= Problem requirements =
Gather every line below where "Thumb" appears.

━━━━━━━━━━━━━━━━━━━━

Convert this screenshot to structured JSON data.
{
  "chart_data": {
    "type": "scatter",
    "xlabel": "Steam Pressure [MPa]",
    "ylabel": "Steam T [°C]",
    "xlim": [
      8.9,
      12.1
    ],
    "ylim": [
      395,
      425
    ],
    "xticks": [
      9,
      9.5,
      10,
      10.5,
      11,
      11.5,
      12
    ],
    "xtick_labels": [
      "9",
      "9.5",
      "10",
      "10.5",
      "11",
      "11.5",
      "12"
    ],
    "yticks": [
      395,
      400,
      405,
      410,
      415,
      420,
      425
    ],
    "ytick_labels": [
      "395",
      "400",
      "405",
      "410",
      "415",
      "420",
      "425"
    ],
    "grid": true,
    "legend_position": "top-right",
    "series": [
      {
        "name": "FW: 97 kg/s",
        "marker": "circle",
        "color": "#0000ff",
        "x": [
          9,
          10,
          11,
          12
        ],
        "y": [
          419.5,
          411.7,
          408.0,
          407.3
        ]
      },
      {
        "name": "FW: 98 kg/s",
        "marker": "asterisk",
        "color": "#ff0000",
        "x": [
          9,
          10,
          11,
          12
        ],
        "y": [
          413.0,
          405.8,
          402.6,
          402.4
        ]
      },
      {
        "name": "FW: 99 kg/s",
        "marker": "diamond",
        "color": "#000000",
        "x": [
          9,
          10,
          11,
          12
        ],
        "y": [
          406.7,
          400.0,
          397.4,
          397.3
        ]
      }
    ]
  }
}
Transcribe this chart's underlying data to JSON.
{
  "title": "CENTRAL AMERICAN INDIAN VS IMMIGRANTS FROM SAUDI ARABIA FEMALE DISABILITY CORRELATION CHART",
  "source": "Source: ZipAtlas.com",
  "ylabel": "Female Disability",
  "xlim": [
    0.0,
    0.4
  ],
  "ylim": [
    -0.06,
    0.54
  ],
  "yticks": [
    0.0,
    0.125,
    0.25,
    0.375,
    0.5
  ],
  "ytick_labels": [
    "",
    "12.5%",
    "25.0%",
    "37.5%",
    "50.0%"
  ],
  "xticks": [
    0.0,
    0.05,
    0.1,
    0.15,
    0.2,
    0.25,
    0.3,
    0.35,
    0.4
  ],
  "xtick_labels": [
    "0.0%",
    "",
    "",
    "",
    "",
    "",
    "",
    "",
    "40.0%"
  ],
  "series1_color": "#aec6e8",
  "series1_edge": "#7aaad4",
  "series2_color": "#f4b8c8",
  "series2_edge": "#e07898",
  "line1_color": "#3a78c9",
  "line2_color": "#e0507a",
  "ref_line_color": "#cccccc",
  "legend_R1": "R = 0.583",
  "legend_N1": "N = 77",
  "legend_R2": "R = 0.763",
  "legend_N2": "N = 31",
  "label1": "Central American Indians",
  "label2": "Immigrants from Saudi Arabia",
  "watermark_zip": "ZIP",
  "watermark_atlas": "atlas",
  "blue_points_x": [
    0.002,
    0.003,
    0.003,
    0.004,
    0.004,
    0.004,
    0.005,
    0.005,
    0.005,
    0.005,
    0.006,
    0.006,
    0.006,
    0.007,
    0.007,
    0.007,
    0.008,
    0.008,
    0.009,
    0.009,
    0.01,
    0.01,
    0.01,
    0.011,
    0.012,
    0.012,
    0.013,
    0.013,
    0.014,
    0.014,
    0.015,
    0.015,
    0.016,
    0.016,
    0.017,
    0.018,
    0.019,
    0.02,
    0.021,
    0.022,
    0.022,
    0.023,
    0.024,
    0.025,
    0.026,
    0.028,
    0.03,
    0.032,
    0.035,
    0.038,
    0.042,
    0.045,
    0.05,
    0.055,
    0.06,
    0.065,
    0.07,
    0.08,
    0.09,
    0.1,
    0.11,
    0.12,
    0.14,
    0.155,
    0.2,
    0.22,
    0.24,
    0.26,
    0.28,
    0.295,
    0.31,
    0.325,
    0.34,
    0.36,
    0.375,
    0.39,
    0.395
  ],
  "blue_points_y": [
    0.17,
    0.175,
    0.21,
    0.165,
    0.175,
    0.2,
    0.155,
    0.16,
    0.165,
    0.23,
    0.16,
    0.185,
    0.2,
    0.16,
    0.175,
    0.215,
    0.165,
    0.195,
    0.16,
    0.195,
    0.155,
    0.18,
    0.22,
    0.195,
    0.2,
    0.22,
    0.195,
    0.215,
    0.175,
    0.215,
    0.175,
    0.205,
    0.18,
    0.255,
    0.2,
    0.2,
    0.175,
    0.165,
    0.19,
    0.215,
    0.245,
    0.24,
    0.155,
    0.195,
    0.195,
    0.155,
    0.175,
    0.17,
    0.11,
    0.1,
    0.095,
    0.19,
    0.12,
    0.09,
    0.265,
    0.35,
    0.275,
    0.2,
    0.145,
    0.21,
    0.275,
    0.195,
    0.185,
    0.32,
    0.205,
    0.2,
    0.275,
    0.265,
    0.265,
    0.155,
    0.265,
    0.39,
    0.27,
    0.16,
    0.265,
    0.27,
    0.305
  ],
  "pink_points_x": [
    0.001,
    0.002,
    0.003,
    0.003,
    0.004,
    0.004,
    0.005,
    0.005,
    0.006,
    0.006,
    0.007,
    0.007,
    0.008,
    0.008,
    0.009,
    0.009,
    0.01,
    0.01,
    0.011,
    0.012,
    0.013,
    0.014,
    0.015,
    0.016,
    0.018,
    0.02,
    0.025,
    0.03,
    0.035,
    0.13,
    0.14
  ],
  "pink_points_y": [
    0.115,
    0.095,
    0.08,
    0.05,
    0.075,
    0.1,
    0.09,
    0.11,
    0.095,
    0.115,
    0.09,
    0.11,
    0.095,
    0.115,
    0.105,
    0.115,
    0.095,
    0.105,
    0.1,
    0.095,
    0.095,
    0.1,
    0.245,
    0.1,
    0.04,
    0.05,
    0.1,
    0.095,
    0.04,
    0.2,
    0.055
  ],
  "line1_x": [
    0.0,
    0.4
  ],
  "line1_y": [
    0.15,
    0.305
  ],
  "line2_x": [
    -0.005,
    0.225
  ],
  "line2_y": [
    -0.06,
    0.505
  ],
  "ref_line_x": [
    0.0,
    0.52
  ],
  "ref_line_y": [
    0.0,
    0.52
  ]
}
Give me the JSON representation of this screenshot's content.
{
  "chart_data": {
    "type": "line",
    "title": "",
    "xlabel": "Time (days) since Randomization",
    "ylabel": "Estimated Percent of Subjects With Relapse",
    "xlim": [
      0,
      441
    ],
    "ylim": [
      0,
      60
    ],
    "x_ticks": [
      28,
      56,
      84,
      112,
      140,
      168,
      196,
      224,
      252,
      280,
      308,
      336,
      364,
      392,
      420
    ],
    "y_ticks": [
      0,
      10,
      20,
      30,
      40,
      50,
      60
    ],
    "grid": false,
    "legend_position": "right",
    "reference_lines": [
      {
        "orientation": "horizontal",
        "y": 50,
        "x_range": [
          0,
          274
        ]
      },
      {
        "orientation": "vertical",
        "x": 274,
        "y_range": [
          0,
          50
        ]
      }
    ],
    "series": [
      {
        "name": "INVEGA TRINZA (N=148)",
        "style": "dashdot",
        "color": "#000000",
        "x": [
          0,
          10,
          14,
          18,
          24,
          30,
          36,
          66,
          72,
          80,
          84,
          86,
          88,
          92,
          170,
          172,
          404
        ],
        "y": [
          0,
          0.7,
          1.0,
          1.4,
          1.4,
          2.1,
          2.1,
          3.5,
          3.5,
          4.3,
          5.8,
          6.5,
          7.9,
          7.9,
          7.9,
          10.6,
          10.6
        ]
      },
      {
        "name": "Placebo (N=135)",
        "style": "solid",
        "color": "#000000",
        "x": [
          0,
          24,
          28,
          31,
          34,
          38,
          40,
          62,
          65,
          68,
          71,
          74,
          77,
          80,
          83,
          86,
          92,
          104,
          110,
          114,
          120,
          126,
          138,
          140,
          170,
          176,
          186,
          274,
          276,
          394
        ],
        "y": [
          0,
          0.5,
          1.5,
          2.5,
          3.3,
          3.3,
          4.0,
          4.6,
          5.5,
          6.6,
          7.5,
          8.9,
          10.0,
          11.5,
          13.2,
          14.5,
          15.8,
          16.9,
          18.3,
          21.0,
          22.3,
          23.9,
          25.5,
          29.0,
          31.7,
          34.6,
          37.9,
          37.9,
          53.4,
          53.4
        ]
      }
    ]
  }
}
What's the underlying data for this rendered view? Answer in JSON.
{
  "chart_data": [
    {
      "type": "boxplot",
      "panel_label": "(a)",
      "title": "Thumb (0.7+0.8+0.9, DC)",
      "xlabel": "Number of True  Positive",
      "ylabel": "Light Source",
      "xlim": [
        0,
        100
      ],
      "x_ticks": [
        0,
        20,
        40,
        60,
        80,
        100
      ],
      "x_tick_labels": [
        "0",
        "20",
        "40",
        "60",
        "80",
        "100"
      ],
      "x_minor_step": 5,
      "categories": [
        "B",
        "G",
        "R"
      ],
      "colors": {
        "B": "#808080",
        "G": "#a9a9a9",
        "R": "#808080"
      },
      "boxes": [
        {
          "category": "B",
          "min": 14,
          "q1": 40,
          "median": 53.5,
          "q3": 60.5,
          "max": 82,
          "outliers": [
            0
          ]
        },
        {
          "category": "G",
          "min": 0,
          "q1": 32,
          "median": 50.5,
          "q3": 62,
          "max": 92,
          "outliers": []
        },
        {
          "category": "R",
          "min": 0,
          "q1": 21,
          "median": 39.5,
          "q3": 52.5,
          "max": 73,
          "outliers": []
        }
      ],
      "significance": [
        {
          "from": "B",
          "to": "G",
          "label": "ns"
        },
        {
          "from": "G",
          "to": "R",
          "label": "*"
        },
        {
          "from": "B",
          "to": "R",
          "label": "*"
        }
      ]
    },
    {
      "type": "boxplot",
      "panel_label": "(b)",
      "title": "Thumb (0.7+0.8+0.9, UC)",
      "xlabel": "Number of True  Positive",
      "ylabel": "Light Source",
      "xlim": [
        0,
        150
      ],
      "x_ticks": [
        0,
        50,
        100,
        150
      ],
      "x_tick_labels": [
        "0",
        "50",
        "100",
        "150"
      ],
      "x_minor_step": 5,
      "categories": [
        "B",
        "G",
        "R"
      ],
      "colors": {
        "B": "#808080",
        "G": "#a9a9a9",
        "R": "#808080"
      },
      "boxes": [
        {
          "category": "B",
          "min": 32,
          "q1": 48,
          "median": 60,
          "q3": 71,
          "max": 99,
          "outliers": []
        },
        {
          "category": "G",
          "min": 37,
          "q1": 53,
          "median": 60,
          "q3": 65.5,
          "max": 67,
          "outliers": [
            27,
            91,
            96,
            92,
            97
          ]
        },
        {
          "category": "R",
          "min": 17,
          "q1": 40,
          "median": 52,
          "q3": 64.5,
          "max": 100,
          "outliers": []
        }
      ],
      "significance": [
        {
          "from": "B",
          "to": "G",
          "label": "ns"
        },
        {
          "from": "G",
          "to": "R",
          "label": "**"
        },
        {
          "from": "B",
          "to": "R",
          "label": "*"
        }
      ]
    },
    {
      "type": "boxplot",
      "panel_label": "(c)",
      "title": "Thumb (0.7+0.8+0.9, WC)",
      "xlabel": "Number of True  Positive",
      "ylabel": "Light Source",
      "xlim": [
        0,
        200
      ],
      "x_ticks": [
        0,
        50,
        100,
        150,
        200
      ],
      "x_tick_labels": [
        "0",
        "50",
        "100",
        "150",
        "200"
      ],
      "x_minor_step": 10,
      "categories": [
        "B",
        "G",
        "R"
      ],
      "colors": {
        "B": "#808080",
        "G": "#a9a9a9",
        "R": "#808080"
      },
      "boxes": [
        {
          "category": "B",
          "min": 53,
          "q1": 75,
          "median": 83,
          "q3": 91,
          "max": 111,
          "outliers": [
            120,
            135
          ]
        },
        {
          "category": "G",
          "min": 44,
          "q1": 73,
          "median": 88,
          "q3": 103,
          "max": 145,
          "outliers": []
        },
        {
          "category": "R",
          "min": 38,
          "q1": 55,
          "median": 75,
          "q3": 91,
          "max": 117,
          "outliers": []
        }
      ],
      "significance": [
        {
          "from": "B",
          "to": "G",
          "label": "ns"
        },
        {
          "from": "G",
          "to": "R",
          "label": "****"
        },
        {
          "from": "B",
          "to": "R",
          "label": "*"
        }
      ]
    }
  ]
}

━━━━━━━━━━━━━━━━━━━━

= The completed task =
      "title": "Thumb (0.7+0.8+0.9, DC)",
      "title": "Thumb (0.7+0.8+0.9, UC)",
      "title": "Thumb (0.7+0.8+0.9, WC)",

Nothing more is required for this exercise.